### Written request
Each entry that follows must be output without any deviation.

####

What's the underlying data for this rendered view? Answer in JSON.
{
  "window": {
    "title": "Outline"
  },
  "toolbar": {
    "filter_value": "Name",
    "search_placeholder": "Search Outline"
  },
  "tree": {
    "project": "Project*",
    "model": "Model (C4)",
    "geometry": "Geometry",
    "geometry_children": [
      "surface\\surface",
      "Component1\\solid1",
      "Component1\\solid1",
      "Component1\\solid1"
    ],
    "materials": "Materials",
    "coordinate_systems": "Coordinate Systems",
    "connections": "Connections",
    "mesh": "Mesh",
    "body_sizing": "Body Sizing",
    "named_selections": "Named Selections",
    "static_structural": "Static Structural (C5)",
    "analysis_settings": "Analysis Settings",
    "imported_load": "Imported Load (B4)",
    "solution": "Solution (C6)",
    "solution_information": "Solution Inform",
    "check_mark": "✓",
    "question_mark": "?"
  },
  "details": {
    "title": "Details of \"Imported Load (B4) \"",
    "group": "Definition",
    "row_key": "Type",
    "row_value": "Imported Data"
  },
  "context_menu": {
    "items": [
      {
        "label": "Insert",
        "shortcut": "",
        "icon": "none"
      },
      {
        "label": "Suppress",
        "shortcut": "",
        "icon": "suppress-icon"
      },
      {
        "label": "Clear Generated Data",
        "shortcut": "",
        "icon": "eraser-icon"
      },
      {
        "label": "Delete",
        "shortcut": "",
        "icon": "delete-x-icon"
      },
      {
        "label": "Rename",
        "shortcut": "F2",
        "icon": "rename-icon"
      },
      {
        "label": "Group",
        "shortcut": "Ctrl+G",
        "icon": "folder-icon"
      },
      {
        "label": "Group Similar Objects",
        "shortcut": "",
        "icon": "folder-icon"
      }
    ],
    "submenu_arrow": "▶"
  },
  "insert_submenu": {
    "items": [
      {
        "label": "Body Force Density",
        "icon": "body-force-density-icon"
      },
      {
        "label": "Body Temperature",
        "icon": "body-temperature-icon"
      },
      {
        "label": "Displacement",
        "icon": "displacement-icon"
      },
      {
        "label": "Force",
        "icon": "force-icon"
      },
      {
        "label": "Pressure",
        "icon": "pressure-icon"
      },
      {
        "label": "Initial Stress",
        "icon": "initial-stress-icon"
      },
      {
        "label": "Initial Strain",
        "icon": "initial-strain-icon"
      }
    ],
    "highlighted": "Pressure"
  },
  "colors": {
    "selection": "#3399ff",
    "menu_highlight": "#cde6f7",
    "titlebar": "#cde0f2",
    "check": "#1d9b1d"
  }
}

####

### Output
What's the underlying data for this rendered view? Answer in JSON.
{
  "window": {
    "title": "Outline"
  },
  "toolbar": {
    "filter_value": "Name",
    "search_placeholder": "Search Outline"
  },
  "tree": {
    "project": "Project*",
    "model": "Model (C4)",
    "geometry": "Geometry",
    "geometry_children": [
      "surface\\surface",
      "Component1\\solid1",
      "Component1\\solid1",
      "Component1\\solid1"
    ],
    "materials": "Materials",
    "coordinate_systems": "Coordinate Systems",
    "connections": "Connections",
    "mesh": "Mesh",
    "body_sizing": "Body Sizing",
    "named_selections": "Named Selections",
    "static_structural": "Static Structural (C5)",
    "analysis_settings": "Analysis Settings",
    "imported_load": "Imported Load (B4)",
    "solution": "Solution (C6)",
    "solution_information": "Solution Inform",
    "check_mark": "✓",
    "question_mark": "?"
  },
  "details": {
    "title": "Details of \"Imported Load (B4) \"",
    "group": "Definition",
    "row_key": "Type",
    "row_value": "Imported Data"
  },
  "context_menu": {
    "items": [
      {
        "label": "Insert",
        "shortcut": "",
        "icon": "none"
      },
      {
        "label": "Suppress",
        "shortcut": "",
        "icon": "suppress-icon"
      },
      {
        "label": "Clear Generated Data",
        "shortcut": "",
        "icon": "eraser-icon"
      },
      {
        "label": "Delete",
        "shortcut": "",
        "icon": "delete-x-icon"
      },
      {
        "label": "Rename",
        "shortcut": "F2",
        "icon": "rename-icon"
      },
      {
        "label": "Group",
        "shortcut": "Ctrl+G",
        "icon": "folder-icon"
      },
      {
        "label": "Group Similar Objects",
        "shortcut": "",
        "icon": "folder-icon"
      }
    ],
    "submenu_arrow": "▶"
  },
  "insert_submenu": {
    "items": [
      {
        "label": "Body Force Density",
        "icon": "body-force-density-icon"
      },
      {
        "label": "Body Temperature",
        "icon": "body-temperature-icon"
      },
      {
        "label": "Displacement",
        "icon": "displacement-icon"
      },
      {
        "label": "Force",
        "icon": "force-icon"
      },
      {
        "label": "Pressure",
        "icon": "pressure-icon"
      },
      {
        "label": "Initial Stress",
        "icon": "initial-stress-icon"
      },
      {
        "label": "Initial Strain",
        "icon": "initial-strain-icon"
      }
    ],
    "highlighted": "Pressure"
  },
  "colors": {
    "selection": "#3399ff",
    "menu_highlight": "#cde6f7",
    "titlebar": "#cde0f2",
    "check": "#1d9b1d"
  }
}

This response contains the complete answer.